'''

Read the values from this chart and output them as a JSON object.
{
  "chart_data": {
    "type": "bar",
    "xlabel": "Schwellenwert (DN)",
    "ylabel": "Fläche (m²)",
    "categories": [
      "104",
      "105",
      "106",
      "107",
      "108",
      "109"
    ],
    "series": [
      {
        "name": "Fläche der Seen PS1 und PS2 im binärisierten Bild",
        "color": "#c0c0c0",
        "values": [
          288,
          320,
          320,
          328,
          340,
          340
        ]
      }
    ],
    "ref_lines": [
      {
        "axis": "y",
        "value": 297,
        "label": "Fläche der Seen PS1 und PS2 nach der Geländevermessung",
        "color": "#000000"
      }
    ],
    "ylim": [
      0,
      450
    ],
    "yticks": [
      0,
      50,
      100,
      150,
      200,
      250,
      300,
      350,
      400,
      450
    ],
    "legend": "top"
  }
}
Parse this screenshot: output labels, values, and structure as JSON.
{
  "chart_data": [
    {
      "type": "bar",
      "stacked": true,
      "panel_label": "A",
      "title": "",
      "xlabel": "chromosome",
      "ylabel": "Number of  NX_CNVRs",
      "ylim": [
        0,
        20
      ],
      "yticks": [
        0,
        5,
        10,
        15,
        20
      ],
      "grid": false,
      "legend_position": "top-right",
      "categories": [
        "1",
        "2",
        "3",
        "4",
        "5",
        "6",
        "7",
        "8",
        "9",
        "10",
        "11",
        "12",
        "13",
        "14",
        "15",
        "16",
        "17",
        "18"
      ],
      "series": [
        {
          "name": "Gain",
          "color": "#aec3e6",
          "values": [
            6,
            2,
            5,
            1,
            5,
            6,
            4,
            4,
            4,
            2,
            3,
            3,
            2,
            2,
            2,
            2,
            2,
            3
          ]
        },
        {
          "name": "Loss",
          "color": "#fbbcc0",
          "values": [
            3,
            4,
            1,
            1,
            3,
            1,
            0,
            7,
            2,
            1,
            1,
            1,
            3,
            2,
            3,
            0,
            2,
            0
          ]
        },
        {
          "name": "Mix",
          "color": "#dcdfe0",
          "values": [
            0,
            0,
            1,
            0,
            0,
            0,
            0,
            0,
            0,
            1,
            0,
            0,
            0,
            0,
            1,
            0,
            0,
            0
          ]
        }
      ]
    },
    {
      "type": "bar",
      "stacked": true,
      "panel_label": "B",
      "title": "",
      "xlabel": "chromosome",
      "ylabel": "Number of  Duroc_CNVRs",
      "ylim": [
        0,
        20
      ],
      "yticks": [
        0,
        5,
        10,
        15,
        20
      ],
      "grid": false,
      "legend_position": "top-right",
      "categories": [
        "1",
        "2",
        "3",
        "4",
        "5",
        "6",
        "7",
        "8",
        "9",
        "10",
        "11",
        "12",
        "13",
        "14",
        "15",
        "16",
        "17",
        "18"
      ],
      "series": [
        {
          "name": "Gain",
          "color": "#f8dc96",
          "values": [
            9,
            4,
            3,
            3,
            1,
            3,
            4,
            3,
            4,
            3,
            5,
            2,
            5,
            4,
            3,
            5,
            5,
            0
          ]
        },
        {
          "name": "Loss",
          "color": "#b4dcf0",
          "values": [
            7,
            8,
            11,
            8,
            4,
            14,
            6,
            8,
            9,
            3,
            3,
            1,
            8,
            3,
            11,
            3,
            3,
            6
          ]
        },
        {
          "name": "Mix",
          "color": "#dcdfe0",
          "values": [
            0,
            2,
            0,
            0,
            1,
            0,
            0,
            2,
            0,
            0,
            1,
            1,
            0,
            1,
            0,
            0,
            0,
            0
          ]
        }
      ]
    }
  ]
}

'''

Pick out every line holding the string "color" and return it.

SOLUTION:
        "color": "#c0c0c0",
        "color": "#000000"
          "color": "#aec3e6",
          "color": "#fbbcc0",
          "color": "#dcdfe0",
          "color": "#f8dc96",
          "color": "#b4dcf0",
          "color": "#dcdfe0",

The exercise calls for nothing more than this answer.